Stored data
========================================================================

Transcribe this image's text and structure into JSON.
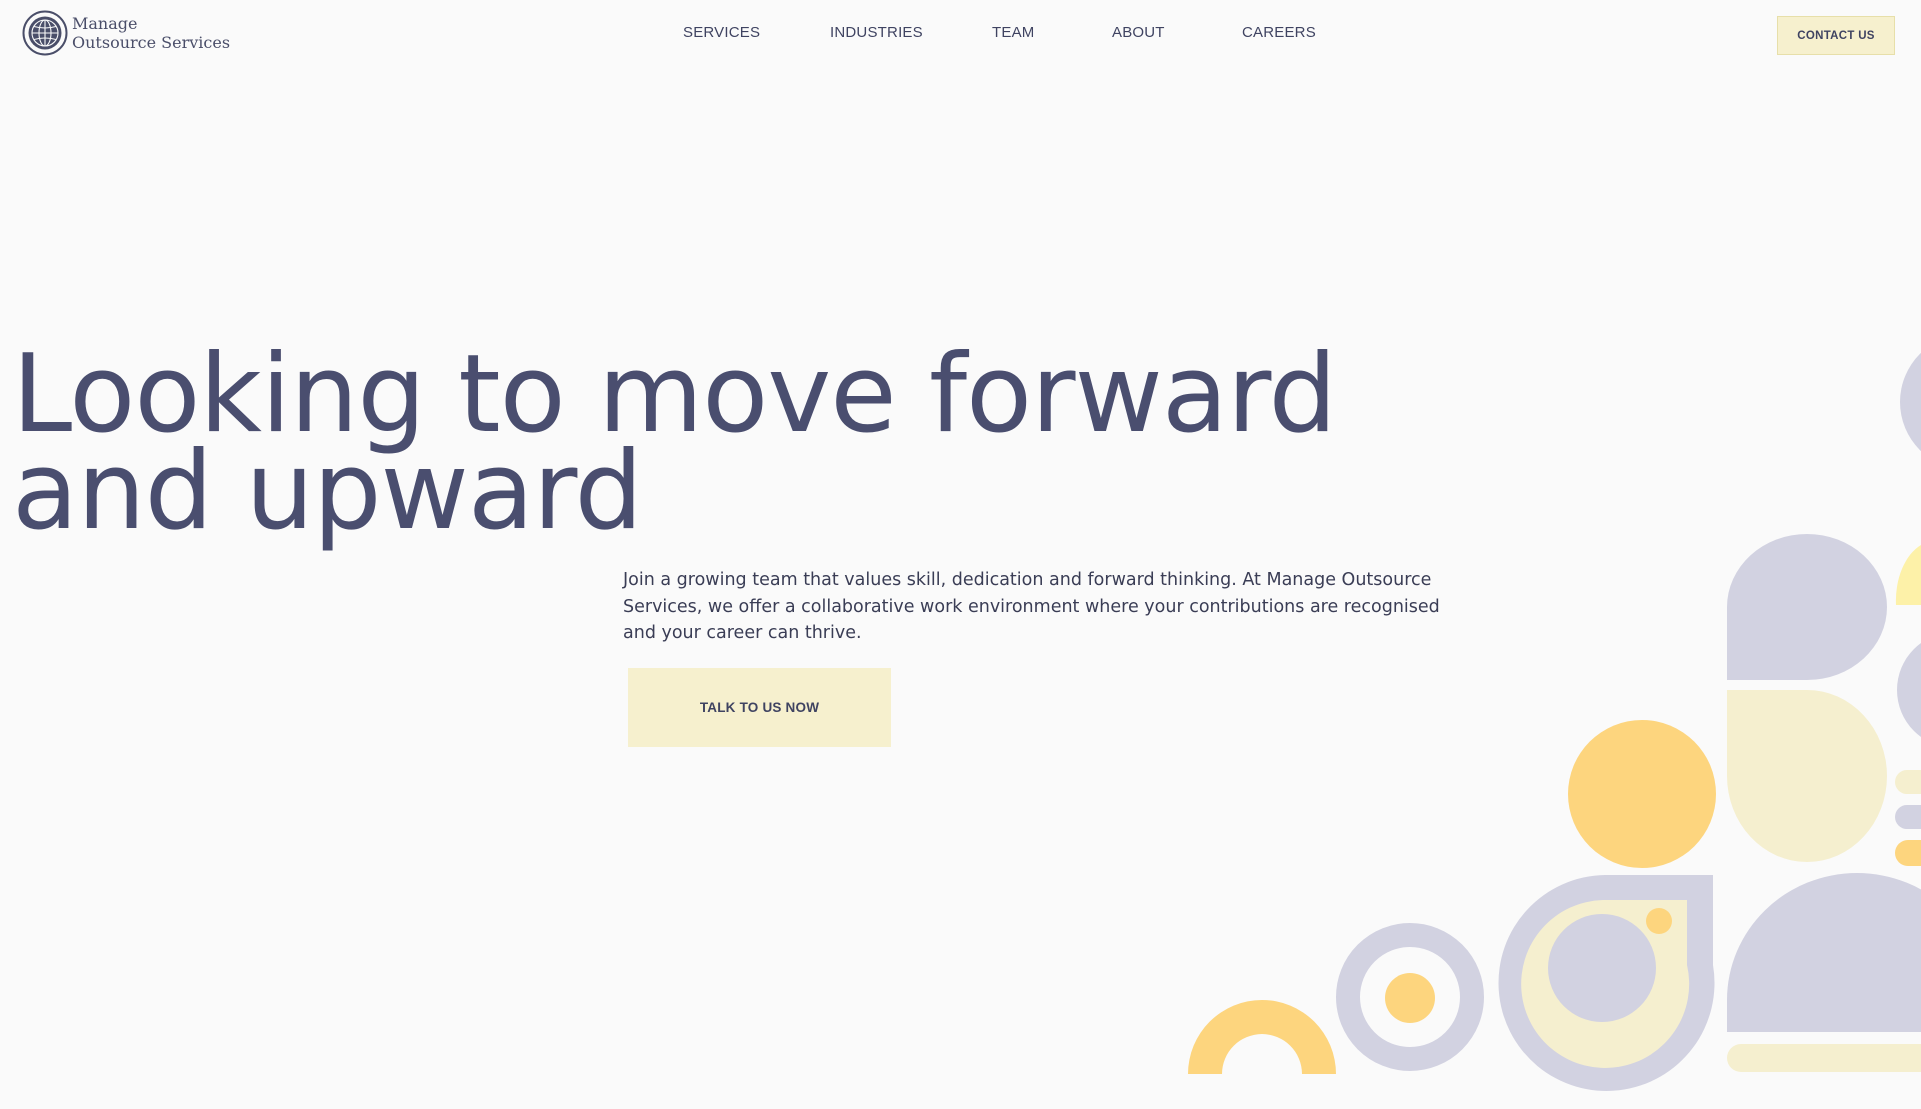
{
  "header": {
    "logo": {
      "line1": "Manage",
      "line2": "Outsource Services",
      "icon": "globe-icon"
    },
    "nav": [
      {
        "label": "SERVICES"
      },
      {
        "label": "INDUSTRIES"
      },
      {
        "label": "TEAM"
      },
      {
        "label": "ABOUT"
      },
      {
        "label": "CAREERS"
      }
    ],
    "contact_label": "CONTACT US"
  },
  "hero": {
    "title_line1": "Looking to move forward",
    "title_line2": "and upward",
    "description": "Join a growing team that values skill, dedication and forward thinking. At Manage Outsource Services, we offer a collaborative work environment where your contributions are recognised and your career can thrive.",
    "cta_label": "TALK TO US NOW"
  },
  "colors": {
    "background": "#fafafa",
    "text": "#4a4e6f",
    "button": "#f6f0ce",
    "lavender": "#d2d2e1",
    "yellow": "#fdd57e",
    "cream": "#f5efcf"
  }
}
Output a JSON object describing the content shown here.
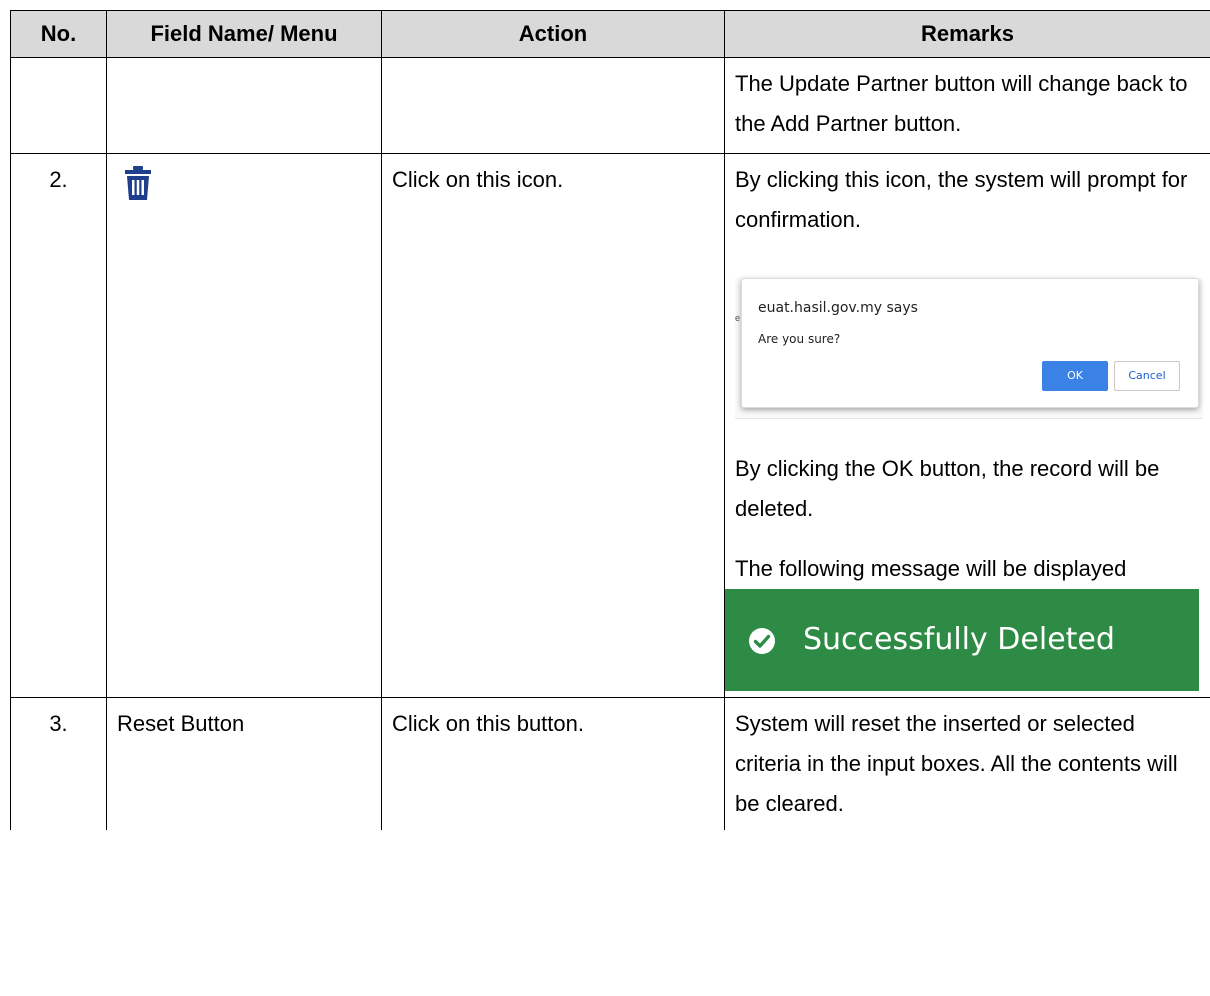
{
  "table": {
    "headers": {
      "no": "No.",
      "field": "Field Name/ Menu",
      "action": "Action",
      "remarks": "Remarks"
    },
    "rows": [
      {
        "no": "",
        "field": "",
        "action": "",
        "remarks": [
          "The Update Partner button will change back to the Add Partner button."
        ]
      },
      {
        "no": "2.",
        "field_icon": "trash-icon",
        "action": "Click on this icon.",
        "remarks_intro": "By clicking this icon, the system will prompt for confirmation.",
        "dialog": {
          "title": "euat.hasil.gov.my says",
          "message": "Are you sure?",
          "ok_label": "OK",
          "cancel_label": "Cancel"
        },
        "remarks_after_dialog": "By clicking the OK button, the record will be deleted.",
        "remarks_message_intro": "The following message will be displayed",
        "success_banner": {
          "icon": "check-circle-icon",
          "text": "Successfully Deleted",
          "color": "#2e8b45"
        }
      },
      {
        "no": "3.",
        "field": "Reset Button",
        "action": "Click on this button.",
        "remarks": "System will reset the inserted or selected criteria in the input boxes. All the contents will be cleared."
      }
    ]
  },
  "colors": {
    "header_bg": "#d9d9d9",
    "icon_blue": "#1f3f8c",
    "dialog_ok": "#3b82e6"
  }
}
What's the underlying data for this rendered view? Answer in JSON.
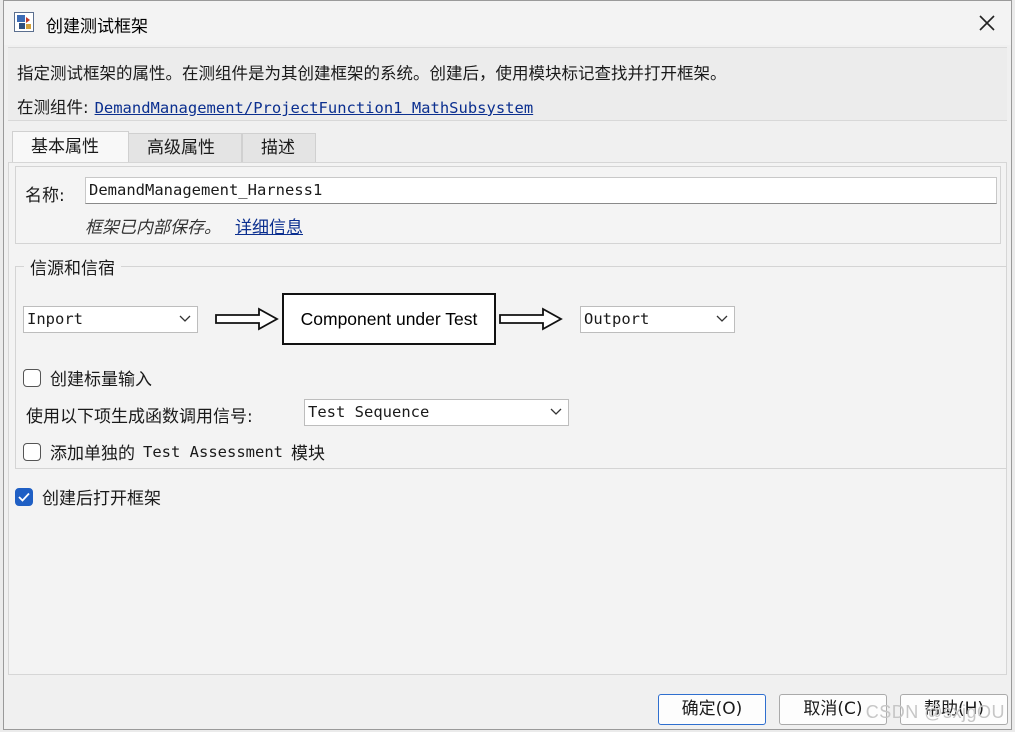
{
  "window": {
    "title": "创建测试框架"
  },
  "description": {
    "text": "指定测试框架的属性。在测组件是为其创建框架的系统。创建后，使用模块标记查找并打开框架。",
    "component_label": "在测组件:",
    "component_link": "DemandManagement/ProjectFunction1 MathSubsystem"
  },
  "tabs": [
    {
      "label": "基本属性",
      "active": true
    },
    {
      "label": "高级属性",
      "active": false
    },
    {
      "label": "描述",
      "active": false
    }
  ],
  "name_section": {
    "label": "名称:",
    "value": "DemandManagement_Harness1",
    "note": "框架已内部保存。",
    "details_link": "详细信息"
  },
  "sources_sinks": {
    "legend": "信源和信宿",
    "source": "Inport",
    "component": "Component under Test",
    "sink": "Outport",
    "scalar_inputs_label": "创建标量输入",
    "scalar_inputs_checked": false,
    "function_call_label": "使用以下项生成函数调用信号:",
    "function_call_value": "Test Sequence",
    "assessment_label_pre": "添加单独的",
    "assessment_label_mono": "Test Assessment",
    "assessment_label_post": "模块",
    "assessment_checked": false
  },
  "open_after_create": {
    "label": "创建后打开框架",
    "checked": true
  },
  "buttons": {
    "ok": "确定(O)",
    "cancel": "取消(C)",
    "help": "帮助(H)"
  },
  "watermark": "CSDN @sxjgOU",
  "colors": {
    "link": "#0b2f8f",
    "accent": "#1f5fc4"
  }
}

========================================================================

## What this task involves
From the records above, pick out and copy each line holding the word "text".

## Solution
Transcribe this image's text and structure into JSON.
    "text": "#4a4e6f",
          "text": "Successfully Deleted",
    "text": "指定测试框架的属性。在测组件是为其创建框架的系统。创建后，使用模块标记查找并打开框架。",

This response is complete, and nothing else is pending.